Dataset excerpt
• • • • •
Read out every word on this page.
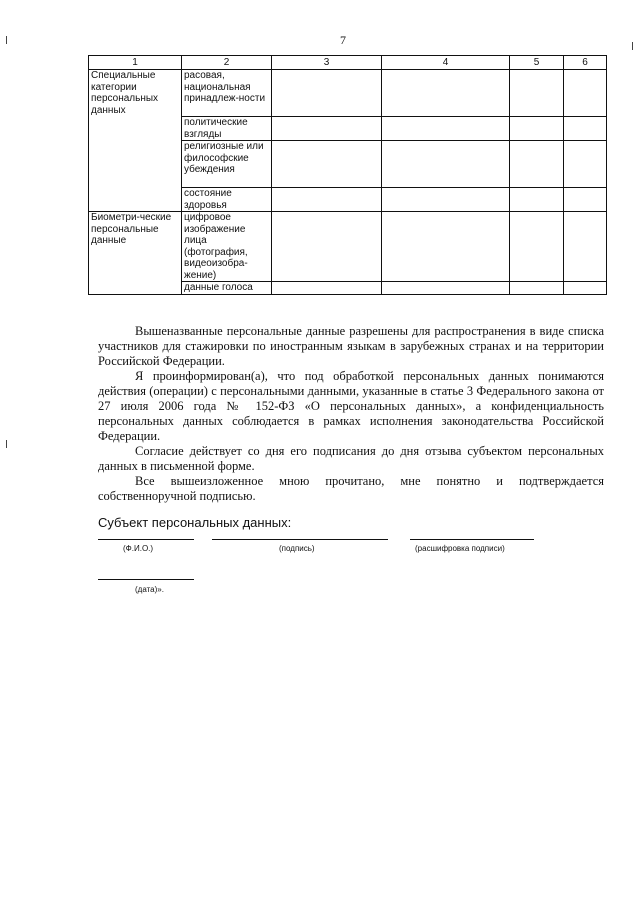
7
1	2	3	4	5	6
Специальные категории персональных данных	расовая, национальная принадлеж-ности				
	политические взгляды				
	религиозные или философские убеждения				
	состояние здоровья				
Биометри-ческие персональные данные	цифровое изображение лица (фотография, видеоизобра-жение)				
	данные голоса				

Вышеназванные персональные данные разрешены для распространения в виде списка участников для стажировки по иностранным языкам в зарубежных странах и на территории Российской Федерации.

Я проинформирован(а), что под обработкой персональных данных понимаются действия (операции) с персональными данными, указанные в статье 3 Федерального закона от 27 июля 2006 года № 152-ФЗ «О персональных данных», а конфиденциальность персональных данных соблюдается в рамках исполнения законодательства Российской Федерации.

Согласие действует со дня его подписания до дня отзыва субъектом персональных данных в письменной форме.

Все вышеизложенное мною прочитано, мне понятно и подтверждается собственноручной подписью.

Субъект персональных данных:
(Ф.И.О.)	(подпись)	(расшифровка подписи)
(дата)».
• • • • •
§ **Brief**: Drop the images and quote the entries word for word.

§ **Full answer**:
Read out every word on this page.
7
1	2	3	4	5	6
Специальные категории персональных данных	расовая, национальная принадлеж-ности				
	политические взгляды				
	религиозные или философские убеждения				
	состояние здоровья				
Биометри-ческие персональные данные	цифровое изображение лица (фотография, видеоизобра-жение)				
	данные голоса				

Вышеназванные персональные данные разрешены для распространения в виде списка участников для стажировки по иностранным языкам в зарубежных странах и на территории Российской Федерации.

Я проинформирован(а), что под обработкой персональных данных понимаются действия (операции) с персональными данными, указанные в статье 3 Федерального закона от 27 июля 2006 года № 152-ФЗ «О персональных данных», а конфиденциальность персональных данных соблюдается в рамках исполнения законодательства Российской Федерации.

Согласие действует со дня его подписания до дня отзыва субъектом персональных данных в письменной форме.

Все вышеизложенное мною прочитано, мне понятно и подтверждается собственноручной подписью.

Субъект персональных данных:
(Ф.И.О.)	(подпись)	(расшифровка подписи)
(дата)».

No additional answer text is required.